[Tarefa 1]
Altere, por favor, a parte dos registros que começa na linha que contém "Patent image size: (956, 553)." e termina na linha que contém "The bracket leg 72 is at (567, 203).", substituindo "perspective view" por "isometric view". Devolva apenas essas linhas, sem nenhuma outra mudança.

------ Texto fornecido

Antonieta de Barros, a primeira mulher negra eleita deputada no Brasil


 

Para que possamos superar nossos pobres hábitos e irmos além de vícios e preconceitos, é sempre preciso que alguém tenha a coragem do primeiro gesto – para enfrentar, muitas vezes na solidão do próprio destemor, aqueles que insistem em querer manter o mundo em um passado excludente que não cabe mais, não pode mais caber, em tempo algum. Para alguém que não é de Santa Catarina, o nome Antonieta de Barros pode soar completamente inédito. Mas se temos qualquer apresso por igualdade de gêneros, racial, liberdade de expressão, pela educação como um meio de mudar e melhorar nossa realidade, conhecendo-a ou não ela também é nossa heroína.

------------
------ Registros fornecidos

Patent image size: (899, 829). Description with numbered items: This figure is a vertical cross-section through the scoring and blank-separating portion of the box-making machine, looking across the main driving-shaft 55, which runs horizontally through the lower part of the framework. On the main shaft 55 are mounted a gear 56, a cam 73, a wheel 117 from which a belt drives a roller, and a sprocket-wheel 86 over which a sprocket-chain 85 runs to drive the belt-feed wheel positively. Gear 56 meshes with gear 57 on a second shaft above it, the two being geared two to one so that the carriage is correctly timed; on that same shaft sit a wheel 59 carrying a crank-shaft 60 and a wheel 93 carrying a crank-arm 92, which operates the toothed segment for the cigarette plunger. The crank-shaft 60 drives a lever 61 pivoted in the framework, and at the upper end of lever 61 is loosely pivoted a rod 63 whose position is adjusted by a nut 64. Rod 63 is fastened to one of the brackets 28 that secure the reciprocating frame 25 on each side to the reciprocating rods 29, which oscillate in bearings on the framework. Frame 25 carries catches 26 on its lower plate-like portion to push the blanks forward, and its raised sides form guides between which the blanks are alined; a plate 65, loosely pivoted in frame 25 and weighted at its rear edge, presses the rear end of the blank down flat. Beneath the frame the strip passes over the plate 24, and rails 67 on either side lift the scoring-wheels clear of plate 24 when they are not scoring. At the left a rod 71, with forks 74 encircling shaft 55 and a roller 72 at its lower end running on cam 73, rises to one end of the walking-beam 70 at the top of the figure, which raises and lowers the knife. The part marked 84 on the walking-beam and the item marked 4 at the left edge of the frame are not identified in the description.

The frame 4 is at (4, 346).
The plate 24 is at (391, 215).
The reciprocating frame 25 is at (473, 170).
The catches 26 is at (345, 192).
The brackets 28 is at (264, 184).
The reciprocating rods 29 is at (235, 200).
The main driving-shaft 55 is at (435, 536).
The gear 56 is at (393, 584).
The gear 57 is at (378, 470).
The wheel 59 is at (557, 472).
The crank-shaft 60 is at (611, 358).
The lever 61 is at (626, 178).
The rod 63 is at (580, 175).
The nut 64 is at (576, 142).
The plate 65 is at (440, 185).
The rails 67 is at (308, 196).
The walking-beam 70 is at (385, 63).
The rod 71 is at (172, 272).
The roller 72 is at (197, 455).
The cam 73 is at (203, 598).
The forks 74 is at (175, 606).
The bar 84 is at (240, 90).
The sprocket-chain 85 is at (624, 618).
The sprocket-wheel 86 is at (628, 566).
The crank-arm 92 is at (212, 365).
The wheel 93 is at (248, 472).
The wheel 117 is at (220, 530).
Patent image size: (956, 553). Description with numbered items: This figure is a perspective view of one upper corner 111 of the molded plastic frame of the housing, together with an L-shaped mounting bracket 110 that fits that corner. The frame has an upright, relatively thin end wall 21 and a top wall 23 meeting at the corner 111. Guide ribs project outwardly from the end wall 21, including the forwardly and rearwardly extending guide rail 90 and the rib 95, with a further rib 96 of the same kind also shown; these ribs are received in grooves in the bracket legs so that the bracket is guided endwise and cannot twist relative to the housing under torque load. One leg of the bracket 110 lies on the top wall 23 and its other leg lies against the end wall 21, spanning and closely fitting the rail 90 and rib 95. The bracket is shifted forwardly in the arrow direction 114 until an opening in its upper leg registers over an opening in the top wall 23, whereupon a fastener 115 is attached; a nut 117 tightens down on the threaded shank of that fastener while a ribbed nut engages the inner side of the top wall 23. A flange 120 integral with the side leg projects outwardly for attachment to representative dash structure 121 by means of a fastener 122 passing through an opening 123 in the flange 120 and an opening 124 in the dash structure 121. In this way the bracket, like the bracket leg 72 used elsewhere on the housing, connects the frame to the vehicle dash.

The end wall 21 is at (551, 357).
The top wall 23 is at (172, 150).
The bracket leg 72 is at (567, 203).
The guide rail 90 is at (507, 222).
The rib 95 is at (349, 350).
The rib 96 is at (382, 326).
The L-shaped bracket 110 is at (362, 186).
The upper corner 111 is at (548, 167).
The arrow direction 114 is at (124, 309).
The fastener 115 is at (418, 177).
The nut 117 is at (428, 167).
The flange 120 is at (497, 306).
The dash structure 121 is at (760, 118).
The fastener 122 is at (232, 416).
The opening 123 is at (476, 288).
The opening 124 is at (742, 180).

------------

[Tarefa 2]
Escreva a continuação do texto sobre Antonieta de Barros a partir de onde ele termina.

[Resultado 1]
Patent image size: (956, 553). Description with numbered items: This figure is a isometric view of one upper corner 111 of the molded plastic frame of the housing, together with an L-shaped mounting bracket 110 that fits that corner. The frame has an upright, relatively thin end wall 21 and a top wall 23 meeting at the corner 111. Guide ribs project outwardly from the end wall 21, including the forwardly and rearwardly extending guide rail 90 and the rib 95, with a further rib 96 of the same kind also shown; these ribs are received in grooves in the bracket legs so that the bracket is guided endwise and cannot twist relative to the housing under torque load. One leg of the bracket 110 lies on the top wall 23 and its other leg lies against the end wall 21, spanning and closely fitting the rail 90 and rib 95. The bracket is shifted forwardly in the arrow direction 114 until an opening in its upper leg registers over an opening in the top wall 23, whereupon a fastener 115 is attached; a nut 117 tightens down on the threaded shank of that fastener while a ribbed nut engages the inner side of the top wall 23. A flange 120 integral with the side leg projects outwardly for attachment to representative dash structure 121 by means of a fastener 122 passing through an opening 123 in the flange 120 and an opening 124 in the dash structure 121. In this way the bracket, like the bracket leg 72 used elsewhere on the housing, connects the frame to the vehicle dash.

The end wall 21 is at (551, 357).
The top wall 23 is at (172, 150).
The bracket leg 72 is at (567, 203).

[Resultado 2]
Nascida em 11 de julho de 1901, Antonieta surgiu junto com um novo século, em que as desigualdades de oportunidade e de direitos teriam de ser revistas e transformadas a qualquer custo. E não foram poucas as barreiras superadas: mulher, negra, jornalista, fundadora e diretora do jornal A Semana (entre 1922 e 1927), Antonieta teve de impor seu lugar e sua fala em um contexto nada afeito às opiniões e à força feminina – coragem essa que viria lhe catapultar à condição de primeira mulher deputada do estado de Santa Catarina, e à primeira deputada estadual negra do Brasil.

 Florianópolis no início do século XX

Filha de uma lavadeira e escrava liberta com um jardineiro, Antonieta nasceu 13 anos somente após o fim da escravidão no Brasil. Muito cedo se tornou órfã de pai, e sua mãe então, para ampliar o orçamento, transformou a casa em uma pensão para estudantes em Florianópolis. Foi através dessa convivência que Antonieta se alfabetizou, e assim começou a entender que, para se libertar do destino nada generoso reservado às jovens negras, seria preciso o extraordinário, e assim conseguir escavar um outro caminho para si. E, na época como ainda hoje, o extraordinário reside na instrução. Pela educação que Antonieta pôde libertar-se também da escravidão social que naturalmente lhe era imposta, apesar da abolição. Cursou regularmente a escola e o curso normal até se formar professora.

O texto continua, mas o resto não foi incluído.